◆ **Written task**:
All entries must be extracted exactly, with nothing added or dropped.

◆ **Entries**:
= = =

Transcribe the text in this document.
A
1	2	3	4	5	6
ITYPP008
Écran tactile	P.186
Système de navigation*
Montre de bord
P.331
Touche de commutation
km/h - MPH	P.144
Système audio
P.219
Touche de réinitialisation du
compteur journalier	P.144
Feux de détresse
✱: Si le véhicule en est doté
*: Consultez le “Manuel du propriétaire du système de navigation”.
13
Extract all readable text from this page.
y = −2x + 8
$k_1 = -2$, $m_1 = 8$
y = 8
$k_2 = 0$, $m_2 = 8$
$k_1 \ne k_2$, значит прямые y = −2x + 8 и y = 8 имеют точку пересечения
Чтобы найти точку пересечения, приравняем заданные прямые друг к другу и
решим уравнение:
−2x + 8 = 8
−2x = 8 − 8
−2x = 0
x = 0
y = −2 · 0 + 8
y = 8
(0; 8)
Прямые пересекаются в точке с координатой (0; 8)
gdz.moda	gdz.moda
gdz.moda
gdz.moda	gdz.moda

= = =

◆ **Answer in full**:
Transcribe the text in this document.
A
1	2	3	4	5	6
ITYPP008
Écran tactile	P.186
Système de navigation*
Montre de bord
P.331
Touche de commutation
km/h - MPH	P.144
Système audio
P.219
Touche de réinitialisation du
compteur journalier	P.144
Feux de détresse
✱: Si le véhicule en est doté
*: Consultez le “Manuel du propriétaire du système de navigation”.
13
Extract all readable text from this page.
y = −2x + 8
$k_1 = -2$, $m_1 = 8$
y = 8
$k_2 = 0$, $m_2 = 8$
$k_1 \ne k_2$, значит прямые y = −2x + 8 и y = 8 имеют точку пересечения
Чтобы найти точку пересечения, приравняем заданные прямые друг к другу и
решим уравнение:
−2x + 8 = 8
−2x = 8 − 8
−2x = 0
x = 0
y = −2 · 0 + 8
y = 8
(0; 8)
Прямые пересекаются в точке с координатой (0; 8)
gdz.moda	gdz.moda
gdz.moda
gdz.moda	gdz.moda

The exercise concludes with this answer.